• _WHAT IS BEING ASKED_:
Wherever "peer" appears in a line, list that line.

• _TASK INPUT_:
• • • • • • •
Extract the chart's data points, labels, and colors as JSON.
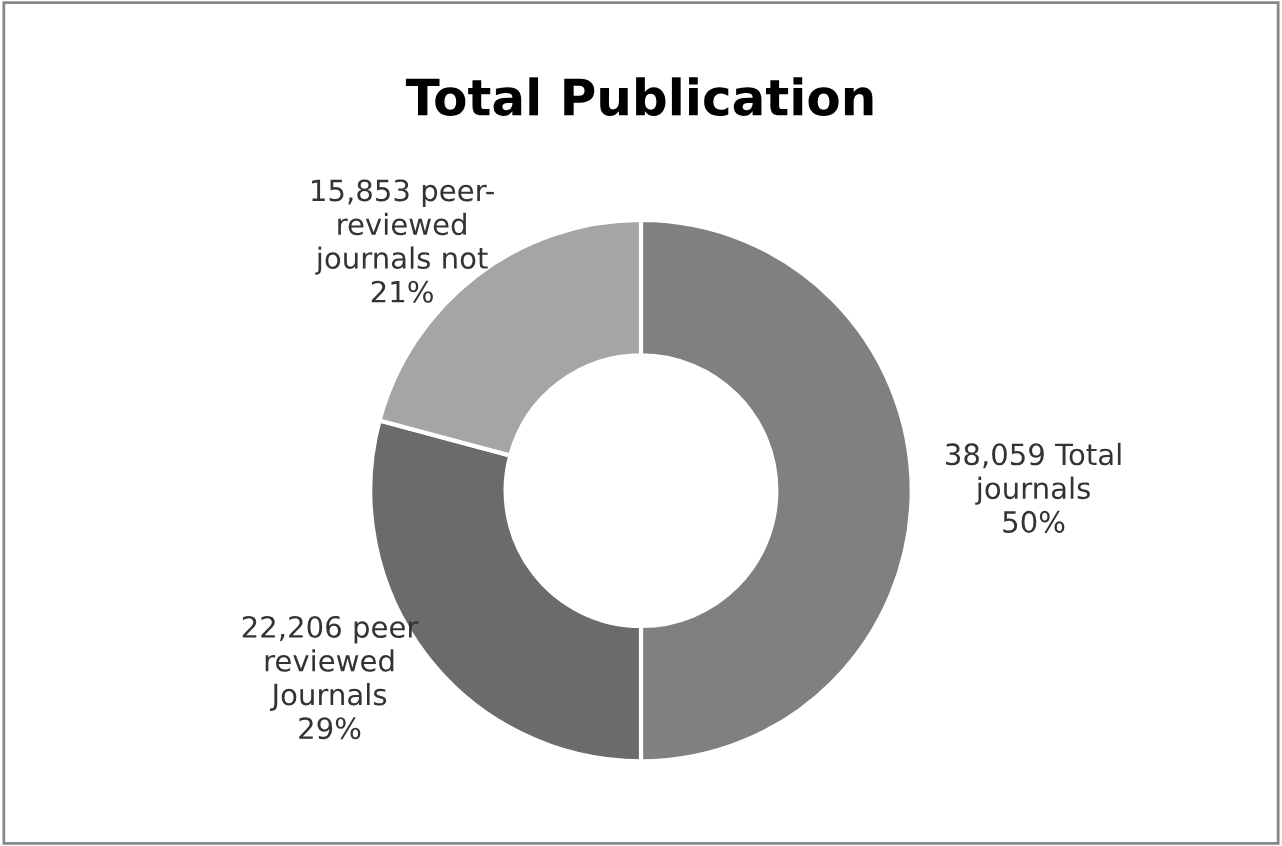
{
  "chart_data": {
    "type": "donut",
    "title": "Total Publication",
    "categories": [
      null,
      null,
      null
    ],
    "values": [
      38059,
      22206,
      15853
    ],
    "colors": [
      "#808080",
      "#6b6b6b",
      "#a5a5a5"
    ],
    "value_labels": [
      "38,059 Total\njournals\n50%",
      "22,206 peer\nreviewed\nJournals\n29%",
      "15,853 peer-\nreviewed\njournals not\n21%"
    ],
    "legend": false
  }
}
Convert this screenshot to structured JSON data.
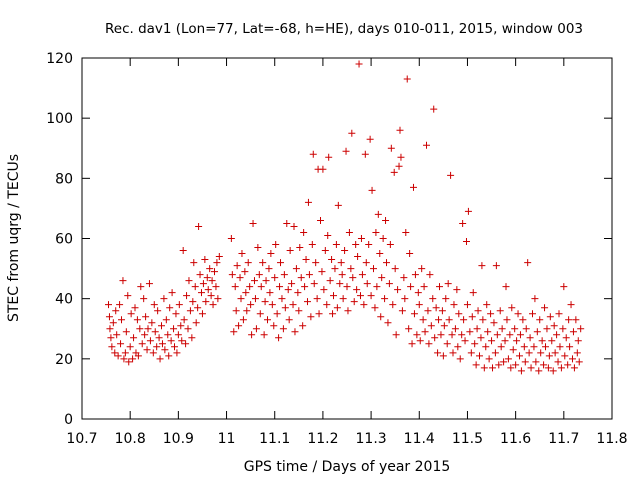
{
  "chart_data": {
    "type": "scatter",
    "title": "Rec. dav1 (Lon=77, Lat=-68, h=HE), days 010-011, 2015, window 003",
    "xlabel": "GPS time / Days of year 2015",
    "ylabel": "STEC from uqrg / TECUs",
    "xlim": [
      10.7,
      11.8
    ],
    "ylim": [
      0,
      120
    ],
    "xticks": [
      "10.7",
      "10.8",
      "10.9",
      "11",
      "11.1",
      "11.2",
      "11.3",
      "11.4",
      "11.5",
      "11.6",
      "11.7",
      "11.8"
    ],
    "yticks": [
      "0",
      "20",
      "40",
      "60",
      "80",
      "100",
      "120"
    ],
    "grid": false,
    "marker": "plus",
    "color": "#cc0000",
    "points": [
      [
        10.755,
        38
      ],
      [
        10.757,
        34
      ],
      [
        10.758,
        30
      ],
      [
        10.76,
        27
      ],
      [
        10.762,
        24
      ],
      [
        10.765,
        32
      ],
      [
        10.768,
        22
      ],
      [
        10.77,
        36
      ],
      [
        10.772,
        28
      ],
      [
        10.775,
        21
      ],
      [
        10.778,
        38
      ],
      [
        10.78,
        25
      ],
      [
        10.782,
        33
      ],
      [
        10.785,
        46
      ],
      [
        10.787,
        20
      ],
      [
        10.79,
        22
      ],
      [
        10.792,
        29
      ],
      [
        10.795,
        41
      ],
      [
        10.797,
        19
      ],
      [
        10.8,
        24
      ],
      [
        10.802,
        35
      ],
      [
        10.805,
        20
      ],
      [
        10.807,
        27
      ],
      [
        10.81,
        37
      ],
      [
        10.812,
        22
      ],
      [
        10.815,
        33
      ],
      [
        10.817,
        21
      ],
      [
        10.82,
        30
      ],
      [
        10.822,
        44
      ],
      [
        10.825,
        25
      ],
      [
        10.828,
        40
      ],
      [
        10.83,
        28
      ],
      [
        10.832,
        34
      ],
      [
        10.835,
        23
      ],
      [
        10.837,
        30
      ],
      [
        10.84,
        45
      ],
      [
        10.842,
        26
      ],
      [
        10.845,
        32
      ],
      [
        10.848,
        22
      ],
      [
        10.85,
        38
      ],
      [
        10.852,
        29
      ],
      [
        10.855,
        24
      ],
      [
        10.857,
        36
      ],
      [
        10.86,
        27
      ],
      [
        10.862,
        20
      ],
      [
        10.865,
        31
      ],
      [
        10.867,
        25
      ],
      [
        10.87,
        40
      ],
      [
        10.872,
        23
      ],
      [
        10.875,
        33
      ],
      [
        10.878,
        28
      ],
      [
        10.88,
        21
      ],
      [
        10.882,
        37
      ],
      [
        10.885,
        26
      ],
      [
        10.887,
        42
      ],
      [
        10.89,
        30
      ],
      [
        10.892,
        24
      ],
      [
        10.895,
        35
      ],
      [
        10.897,
        22
      ],
      [
        10.9,
        28
      ],
      [
        10.902,
        38
      ],
      [
        10.905,
        31
      ],
      [
        10.907,
        26
      ],
      [
        10.91,
        56
      ],
      [
        10.912,
        33
      ],
      [
        10.915,
        25
      ],
      [
        10.917,
        41
      ],
      [
        10.92,
        30
      ],
      [
        10.922,
        46
      ],
      [
        10.925,
        36
      ],
      [
        10.928,
        27
      ],
      [
        10.93,
        39
      ],
      [
        10.932,
        52
      ],
      [
        10.935,
        44
      ],
      [
        10.937,
        32
      ],
      [
        10.94,
        37
      ],
      [
        10.942,
        64
      ],
      [
        10.945,
        48
      ],
      [
        10.948,
        42
      ],
      [
        10.95,
        35
      ],
      [
        10.952,
        45
      ],
      [
        10.955,
        53
      ],
      [
        10.957,
        39
      ],
      [
        10.96,
        47
      ],
      [
        10.962,
        43
      ],
      [
        10.965,
        50
      ],
      [
        10.968,
        41
      ],
      [
        10.97,
        46
      ],
      [
        10.972,
        38
      ],
      [
        10.975,
        49
      ],
      [
        10.978,
        44
      ],
      [
        10.98,
        52
      ],
      [
        10.982,
        40
      ],
      [
        10.985,
        54
      ],
      [
        11.01,
        60
      ],
      [
        11.012,
        48
      ],
      [
        11.015,
        29
      ],
      [
        11.018,
        44
      ],
      [
        11.02,
        36
      ],
      [
        11.022,
        51
      ],
      [
        11.025,
        31
      ],
      [
        11.028,
        47
      ],
      [
        11.03,
        40
      ],
      [
        11.032,
        55
      ],
      [
        11.035,
        33
      ],
      [
        11.038,
        49
      ],
      [
        11.04,
        42
      ],
      [
        11.042,
        36
      ],
      [
        11.045,
        52
      ],
      [
        11.048,
        44
      ],
      [
        11.05,
        38
      ],
      [
        11.052,
        28
      ],
      [
        11.055,
        65
      ],
      [
        11.058,
        46
      ],
      [
        11.06,
        40
      ],
      [
        11.062,
        30
      ],
      [
        11.065,
        57
      ],
      [
        11.068,
        48
      ],
      [
        11.07,
        35
      ],
      [
        11.072,
        44
      ],
      [
        11.075,
        52
      ],
      [
        11.078,
        28
      ],
      [
        11.08,
        39
      ],
      [
        11.082,
        46
      ],
      [
        11.085,
        33
      ],
      [
        11.088,
        50
      ],
      [
        11.09,
        42
      ],
      [
        11.092,
        55
      ],
      [
        11.095,
        38
      ],
      [
        11.098,
        31
      ],
      [
        11.1,
        47
      ],
      [
        11.102,
        58
      ],
      [
        11.105,
        35
      ],
      [
        11.108,
        27
      ],
      [
        11.11,
        44
      ],
      [
        11.112,
        52
      ],
      [
        11.115,
        40
      ],
      [
        11.118,
        30
      ],
      [
        11.12,
        48
      ],
      [
        11.122,
        37
      ],
      [
        11.125,
        65
      ],
      [
        11.128,
        43
      ],
      [
        11.13,
        33
      ],
      [
        11.132,
        56
      ],
      [
        11.135,
        45
      ],
      [
        11.138,
        38
      ],
      [
        11.14,
        64
      ],
      [
        11.142,
        29
      ],
      [
        11.145,
        50
      ],
      [
        11.148,
        42
      ],
      [
        11.15,
        36
      ],
      [
        11.152,
        57
      ],
      [
        11.155,
        47
      ],
      [
        11.158,
        31
      ],
      [
        11.16,
        62
      ],
      [
        11.162,
        44
      ],
      [
        11.165,
        53
      ],
      [
        11.168,
        39
      ],
      [
        11.17,
        72
      ],
      [
        11.172,
        48
      ],
      [
        11.175,
        34
      ],
      [
        11.178,
        58
      ],
      [
        11.18,
        88
      ],
      [
        11.182,
        45
      ],
      [
        11.185,
        52
      ],
      [
        11.188,
        40
      ],
      [
        11.19,
        83
      ],
      [
        11.192,
        35
      ],
      [
        11.195,
        66
      ],
      [
        11.198,
        49
      ],
      [
        11.2,
        83
      ],
      [
        11.202,
        43
      ],
      [
        11.205,
        56
      ],
      [
        11.208,
        38
      ],
      [
        11.21,
        61
      ],
      [
        11.212,
        87
      ],
      [
        11.215,
        46
      ],
      [
        11.218,
        53
      ],
      [
        11.22,
        35
      ],
      [
        11.222,
        41
      ],
      [
        11.225,
        50
      ],
      [
        11.228,
        58
      ],
      [
        11.23,
        37
      ],
      [
        11.232,
        71
      ],
      [
        11.235,
        45
      ],
      [
        11.238,
        52
      ],
      [
        11.24,
        48
      ],
      [
        11.242,
        40
      ],
      [
        11.245,
        56
      ],
      [
        11.248,
        89
      ],
      [
        11.25,
        44
      ],
      [
        11.252,
        36
      ],
      [
        11.255,
        62
      ],
      [
        11.258,
        50
      ],
      [
        11.26,
        95
      ],
      [
        11.262,
        47
      ],
      [
        11.265,
        39
      ],
      [
        11.268,
        58
      ],
      [
        11.27,
        43
      ],
      [
        11.272,
        54
      ],
      [
        11.275,
        118
      ],
      [
        11.278,
        41
      ],
      [
        11.28,
        60
      ],
      [
        11.282,
        48
      ],
      [
        11.285,
        38
      ],
      [
        11.288,
        88
      ],
      [
        11.29,
        52
      ],
      [
        11.292,
        45
      ],
      [
        11.295,
        58
      ],
      [
        11.298,
        93
      ],
      [
        11.3,
        41
      ],
      [
        11.302,
        76
      ],
      [
        11.305,
        50
      ],
      [
        11.308,
        37
      ],
      [
        11.31,
        62
      ],
      [
        11.312,
        44
      ],
      [
        11.315,
        68
      ],
      [
        11.318,
        55
      ],
      [
        11.32,
        34
      ],
      [
        11.322,
        47
      ],
      [
        11.325,
        60
      ],
      [
        11.328,
        40
      ],
      [
        11.33,
        66
      ],
      [
        11.332,
        52
      ],
      [
        11.335,
        32
      ],
      [
        11.338,
        45
      ],
      [
        11.34,
        58
      ],
      [
        11.342,
        90
      ],
      [
        11.345,
        38
      ],
      [
        11.348,
        82
      ],
      [
        11.35,
        50
      ],
      [
        11.352,
        28
      ],
      [
        11.355,
        43
      ],
      [
        11.358,
        84
      ],
      [
        11.36,
        96
      ],
      [
        11.362,
        87
      ],
      [
        11.365,
        36
      ],
      [
        11.368,
        47
      ],
      [
        11.37,
        40
      ],
      [
        11.372,
        62
      ],
      [
        11.375,
        113
      ],
      [
        11.378,
        30
      ],
      [
        11.38,
        55
      ],
      [
        11.382,
        44
      ],
      [
        11.385,
        25
      ],
      [
        11.388,
        77
      ],
      [
        11.39,
        35
      ],
      [
        11.392,
        48
      ],
      [
        11.395,
        28
      ],
      [
        11.398,
        42
      ],
      [
        11.4,
        38
      ],
      [
        11.402,
        26
      ],
      [
        11.405,
        50
      ],
      [
        11.408,
        33
      ],
      [
        11.41,
        44
      ],
      [
        11.412,
        29
      ],
      [
        11.415,
        91
      ],
      [
        11.418,
        36
      ],
      [
        11.42,
        25
      ],
      [
        11.422,
        48
      ],
      [
        11.425,
        31
      ],
      [
        11.428,
        40
      ],
      [
        11.43,
        103
      ],
      [
        11.432,
        27
      ],
      [
        11.435,
        37
      ],
      [
        11.438,
        22
      ],
      [
        11.44,
        33
      ],
      [
        11.442,
        44
      ],
      [
        11.445,
        28
      ],
      [
        11.448,
        36
      ],
      [
        11.45,
        21
      ],
      [
        11.452,
        31
      ],
      [
        11.455,
        40
      ],
      [
        11.458,
        25
      ],
      [
        11.46,
        45
      ],
      [
        11.462,
        33
      ],
      [
        11.465,
        81
      ],
      [
        11.468,
        28
      ],
      [
        11.47,
        22
      ],
      [
        11.472,
        38
      ],
      [
        11.475,
        30
      ],
      [
        11.478,
        43
      ],
      [
        11.48,
        24
      ],
      [
        11.482,
        35
      ],
      [
        11.485,
        20
      ],
      [
        11.488,
        28
      ],
      [
        11.49,
        65
      ],
      [
        11.492,
        33
      ],
      [
        11.495,
        26
      ],
      [
        11.498,
        59
      ],
      [
        11.5,
        38
      ],
      [
        11.502,
        69
      ],
      [
        11.505,
        29
      ],
      [
        11.508,
        22
      ],
      [
        11.51,
        34
      ],
      [
        11.512,
        42
      ],
      [
        11.515,
        25
      ],
      [
        11.518,
        18
      ],
      [
        11.52,
        30
      ],
      [
        11.522,
        36
      ],
      [
        11.525,
        21
      ],
      [
        11.528,
        27
      ],
      [
        11.53,
        51
      ],
      [
        11.532,
        33
      ],
      [
        11.535,
        17
      ],
      [
        11.538,
        24
      ],
      [
        11.54,
        38
      ],
      [
        11.542,
        29
      ],
      [
        11.545,
        20
      ],
      [
        11.548,
        35
      ],
      [
        11.55,
        26
      ],
      [
        11.552,
        17
      ],
      [
        11.555,
        32
      ],
      [
        11.558,
        22
      ],
      [
        11.56,
        51
      ],
      [
        11.562,
        28
      ],
      [
        11.565,
        18
      ],
      [
        11.568,
        36
      ],
      [
        11.57,
        24
      ],
      [
        11.572,
        30
      ],
      [
        11.575,
        19
      ],
      [
        11.578,
        26
      ],
      [
        11.58,
        44
      ],
      [
        11.582,
        33
      ],
      [
        11.585,
        20
      ],
      [
        11.588,
        28
      ],
      [
        11.59,
        17
      ],
      [
        11.592,
        37
      ],
      [
        11.595,
        23
      ],
      [
        11.598,
        30
      ],
      [
        11.6,
        18
      ],
      [
        11.602,
        26
      ],
      [
        11.605,
        35
      ],
      [
        11.608,
        21
      ],
      [
        11.61,
        28
      ],
      [
        11.612,
        16
      ],
      [
        11.615,
        33
      ],
      [
        11.618,
        24
      ],
      [
        11.62,
        19
      ],
      [
        11.622,
        30
      ],
      [
        11.625,
        52
      ],
      [
        11.628,
        22
      ],
      [
        11.63,
        27
      ],
      [
        11.632,
        17
      ],
      [
        11.635,
        35
      ],
      [
        11.638,
        24
      ],
      [
        11.64,
        40
      ],
      [
        11.642,
        19
      ],
      [
        11.645,
        29
      ],
      [
        11.648,
        16
      ],
      [
        11.65,
        33
      ],
      [
        11.652,
        22
      ],
      [
        11.655,
        26
      ],
      [
        11.658,
        18
      ],
      [
        11.66,
        37
      ],
      [
        11.662,
        24
      ],
      [
        11.665,
        30
      ],
      [
        11.668,
        17
      ],
      [
        11.67,
        21
      ],
      [
        11.672,
        34
      ],
      [
        11.675,
        26
      ],
      [
        11.678,
        16
      ],
      [
        11.68,
        31
      ],
      [
        11.682,
        22
      ],
      [
        11.685,
        28
      ],
      [
        11.688,
        19
      ],
      [
        11.69,
        35
      ],
      [
        11.692,
        24
      ],
      [
        11.695,
        17
      ],
      [
        11.698,
        30
      ],
      [
        11.7,
        44
      ],
      [
        11.702,
        21
      ],
      [
        11.705,
        27
      ],
      [
        11.708,
        18
      ],
      [
        11.71,
        33
      ],
      [
        11.712,
        24
      ],
      [
        11.715,
        38
      ],
      [
        11.718,
        20
      ],
      [
        11.72,
        29
      ],
      [
        11.722,
        17
      ],
      [
        11.725,
        33
      ],
      [
        11.728,
        22
      ],
      [
        11.73,
        26
      ],
      [
        11.732,
        19
      ],
      [
        11.735,
        30
      ]
    ]
  }
}
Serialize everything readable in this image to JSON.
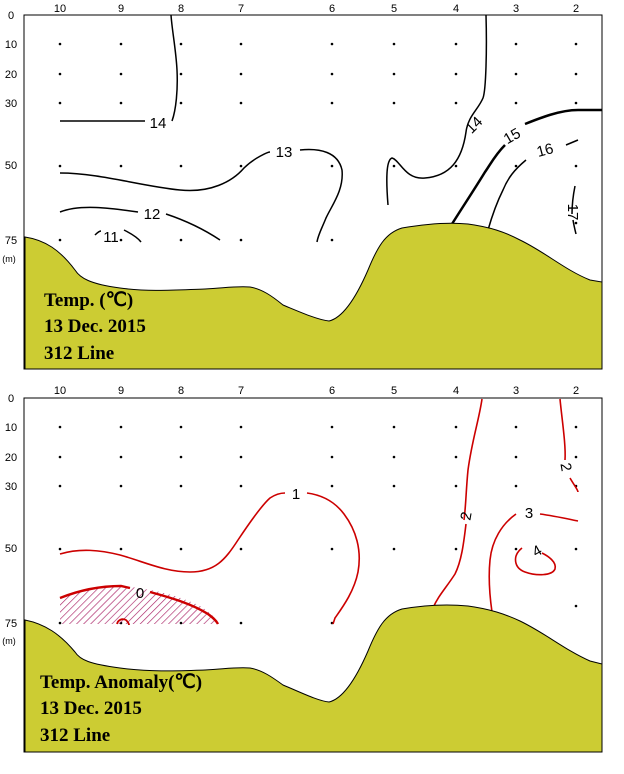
• • • • • • •
• _EXERCISE RESULT_:
      "22,206 peer\nreviewed\nJournals\n29%",
      "15,853 peer-\nreviewed\njournals not\n21%"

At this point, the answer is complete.